## Exercise requirements
Repeat the records below exactly, leaving out any pictures.

[Data excerpts]

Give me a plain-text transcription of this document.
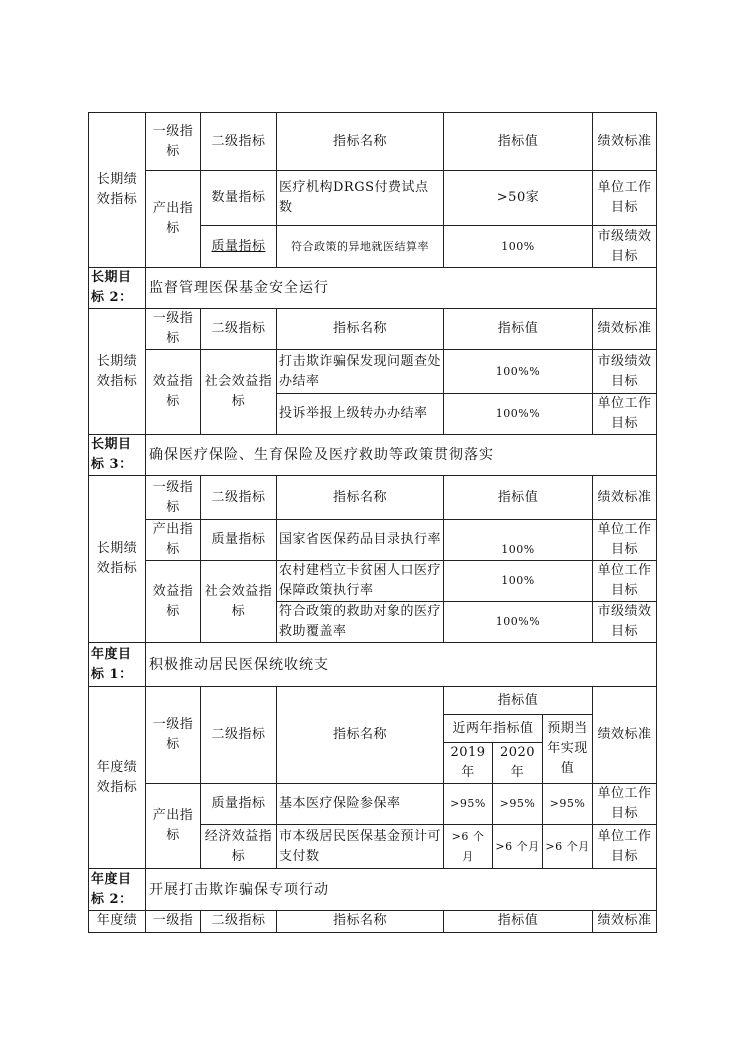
长期绩效指标	一级指标	二级指标	指标名称	指标值			绩效标准
	产出指标	数量指标	医疗机构DRGS付费试点数	>50家			单位工作目标
		质量指标	符合政策的异地就医结算率	100%			市级绩效目标
长期目标 2：	监督管理医保基金安全运行						
长期绩效指标	一级指标	二级指标	指标名称	指标值			绩效标准
	效益指标	社会效益指标	打击欺诈骗保发现问题查处办结率	100%%			市级绩效目标
			投诉举报上级转办办结率	100%%			单位工作目标
长期目标 3：	确保医疗保险、生育保险及医疗救助等政策贯彻落实						
长期绩效指标	一级指标	二级指标	指标名称	指标值			绩效标准
	产出指标	质量指标	国家省医保药品目录执行率	100%			单位工作目标
	效益指标	社会效益指标	农村建档立卡贫困人口医疗保障政策执行率	100%			单位工作目标
			符合政策的救助对象的医疗救助覆盖率	100%%			市级绩效目标
年度目标 1：	积极推动居民医保统收统支						
年度绩效指标	一级指标	二级指标	指标名称	指标值			绩效标准
				近两年指标值		预期当年实现值	
				2019 年	2020 年		
	产出指标	质量指标	基本医疗保险参保率	>95%	>95%	>95%	单位工作目标
		经济效益指标	市本级居民医保基金预计可支付数	>6 个月	>6 个月	>6 个月	单位工作目标
年度目标 2：	开展打击欺诈骗保专项行动						
年度绩	一级指	二级指标	指标名称	指标值			绩效标准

## Problem solution
Give me a plain-text transcription of this document.
长期绩效指标	一级指标	二级指标	指标名称	指标值			绩效标准
	产出指标	数量指标	医疗机构DRGS付费试点数	>50家			单位工作目标
		质量指标	符合政策的异地就医结算率	100%			市级绩效目标
长期目标 2：	监督管理医保基金安全运行						
长期绩效指标	一级指标	二级指标	指标名称	指标值			绩效标准
	效益指标	社会效益指标	打击欺诈骗保发现问题查处办结率	100%%			市级绩效目标
			投诉举报上级转办办结率	100%%			单位工作目标
长期目标 3：	确保医疗保险、生育保险及医疗救助等政策贯彻落实						
长期绩效指标	一级指标	二级指标	指标名称	指标值			绩效标准
	产出指标	质量指标	国家省医保药品目录执行率	100%			单位工作目标
	效益指标	社会效益指标	农村建档立卡贫困人口医疗保障政策执行率	100%			单位工作目标
			符合政策的救助对象的医疗救助覆盖率	100%%			市级绩效目标
年度目标 1：	积极推动居民医保统收统支						
年度绩效指标	一级指标	二级指标	指标名称	指标值			绩效标准
				近两年指标值		预期当年实现值	
				2019 年	2020 年		
	产出指标	质量指标	基本医疗保险参保率	>95%	>95%	>95%	单位工作目标
		经济效益指标	市本级居民医保基金预计可支付数	>6 个月	>6 个月	>6 个月	单位工作目标
年度目标 2：	开展打击欺诈骗保专项行动						
年度绩	一级指	二级指标	指标名称	指标值			绩效标准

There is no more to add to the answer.